» WHAT YOU HAVE TO DO: Drop the pictures from the entries below, then reproduce the rest exactly.

--- begin ---

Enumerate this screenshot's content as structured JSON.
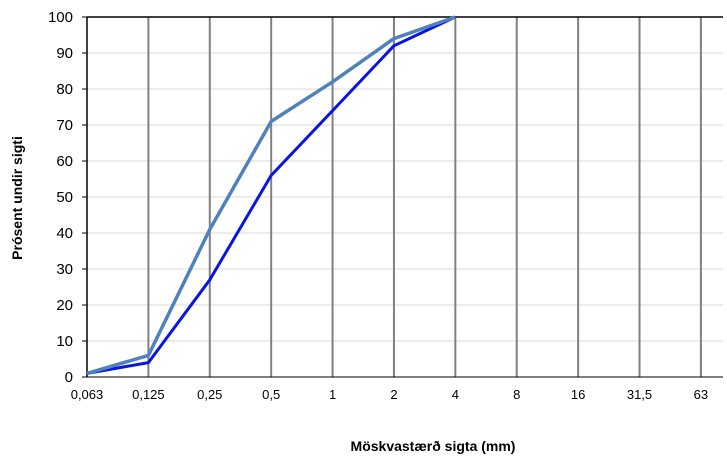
{
  "chart_data": {
    "type": "line",
    "title": "",
    "xlabel": "Möskvastærð sigta (mm)",
    "ylabel": "Prósent undir sigti",
    "categories": [
      "0,063",
      "0,125",
      "0,25",
      "0,5",
      "1",
      "2",
      "4",
      "8",
      "16",
      "31,5",
      "63"
    ],
    "ylim": [
      0,
      100
    ],
    "yticks": [
      "0",
      "10",
      "20",
      "30",
      "40",
      "50",
      "60",
      "70",
      "80",
      "90",
      "100"
    ],
    "grid": true,
    "series": [
      {
        "color": "#0a14e0",
        "values": [
          1,
          4,
          27,
          56,
          74,
          92,
          100,
          null,
          null,
          null,
          null
        ]
      },
      {
        "color": "#4f81bd",
        "values": [
          1,
          6,
          41,
          71,
          82,
          94,
          100,
          null,
          null,
          null,
          null
        ]
      }
    ]
  }
}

--- end ---

» TASK RESPONSE:
Enumerate this screenshot's content as structured JSON.
{
  "chart_data": {
    "type": "line",
    "title": "",
    "xlabel": "Möskvastærð sigta (mm)",
    "ylabel": "Prósent undir sigti",
    "categories": [
      "0,063",
      "0,125",
      "0,25",
      "0,5",
      "1",
      "2",
      "4",
      "8",
      "16",
      "31,5",
      "63"
    ],
    "ylim": [
      0,
      100
    ],
    "yticks": [
      "0",
      "10",
      "20",
      "30",
      "40",
      "50",
      "60",
      "70",
      "80",
      "90",
      "100"
    ],
    "grid": true,
    "series": [
      {
        "color": "#0a14e0",
        "values": [
          1,
          4,
          27,
          56,
          74,
          92,
          100,
          null,
          null,
          null,
          null
        ]
      },
      {
        "color": "#4f81bd",
        "values": [
          1,
          6,
          41,
          71,
          82,
          94,
          100,
          null,
          null,
          null,
          null
        ]
      }
    ]
  }
}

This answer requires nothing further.